> Information provided
--- --- ---

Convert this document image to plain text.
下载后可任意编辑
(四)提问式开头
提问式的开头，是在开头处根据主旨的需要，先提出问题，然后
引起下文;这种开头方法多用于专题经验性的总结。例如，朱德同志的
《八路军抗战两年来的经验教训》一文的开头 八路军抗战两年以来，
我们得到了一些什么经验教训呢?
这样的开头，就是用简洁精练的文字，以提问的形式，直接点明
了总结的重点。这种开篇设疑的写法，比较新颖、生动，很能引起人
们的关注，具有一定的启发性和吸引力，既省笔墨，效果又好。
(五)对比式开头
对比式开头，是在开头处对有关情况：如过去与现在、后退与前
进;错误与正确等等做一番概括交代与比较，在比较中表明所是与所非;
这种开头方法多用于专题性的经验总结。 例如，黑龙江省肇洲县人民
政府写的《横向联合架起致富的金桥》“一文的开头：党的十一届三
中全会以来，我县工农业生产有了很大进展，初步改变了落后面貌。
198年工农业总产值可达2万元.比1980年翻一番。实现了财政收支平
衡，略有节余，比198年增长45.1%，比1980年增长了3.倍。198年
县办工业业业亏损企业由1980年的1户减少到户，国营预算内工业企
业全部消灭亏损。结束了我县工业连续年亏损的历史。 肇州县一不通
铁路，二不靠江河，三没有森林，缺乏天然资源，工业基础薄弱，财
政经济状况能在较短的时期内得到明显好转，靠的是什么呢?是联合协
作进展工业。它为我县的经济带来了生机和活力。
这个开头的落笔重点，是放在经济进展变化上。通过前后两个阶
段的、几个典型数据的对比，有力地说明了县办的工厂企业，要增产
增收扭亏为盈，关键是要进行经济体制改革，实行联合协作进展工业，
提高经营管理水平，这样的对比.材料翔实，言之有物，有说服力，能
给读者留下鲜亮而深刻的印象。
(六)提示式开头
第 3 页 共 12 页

--- --- ---

> What the task asks
Every line of the material must be returned exactly as it appears.

> Result
Convert this document image to plain text.
下载后可任意编辑
(四)提问式开头
提问式的开头，是在开头处根据主旨的需要，先提出问题，然后
引起下文;这种开头方法多用于专题经验性的总结。例如，朱德同志的
《八路军抗战两年来的经验教训》一文的开头 八路军抗战两年以来，
我们得到了一些什么经验教训呢?
这样的开头，就是用简洁精练的文字，以提问的形式，直接点明
了总结的重点。这种开篇设疑的写法，比较新颖、生动，很能引起人
们的关注，具有一定的启发性和吸引力，既省笔墨，效果又好。
(五)对比式开头
对比式开头，是在开头处对有关情况：如过去与现在、后退与前
进;错误与正确等等做一番概括交代与比较，在比较中表明所是与所非;
这种开头方法多用于专题性的经验总结。 例如，黑龙江省肇洲县人民
政府写的《横向联合架起致富的金桥》“一文的开头：党的十一届三
中全会以来，我县工农业生产有了很大进展，初步改变了落后面貌。
198年工农业总产值可达2万元.比1980年翻一番。实现了财政收支平
衡，略有节余，比198年增长45.1%，比1980年增长了3.倍。198年
县办工业业业亏损企业由1980年的1户减少到户，国营预算内工业企
业全部消灭亏损。结束了我县工业连续年亏损的历史。 肇州县一不通
铁路，二不靠江河，三没有森林，缺乏天然资源，工业基础薄弱，财
政经济状况能在较短的时期内得到明显好转，靠的是什么呢?是联合协
作进展工业。它为我县的经济带来了生机和活力。
这个开头的落笔重点，是放在经济进展变化上。通过前后两个阶
段的、几个典型数据的对比，有力地说明了县办的工厂企业，要增产
增收扭亏为盈，关键是要进行经济体制改革，实行联合协作进展工业，
提高经营管理水平，这样的对比.材料翔实，言之有物，有说服力，能
给读者留下鲜亮而深刻的印象。
(六)提示式开头
第 3 页 共 12 页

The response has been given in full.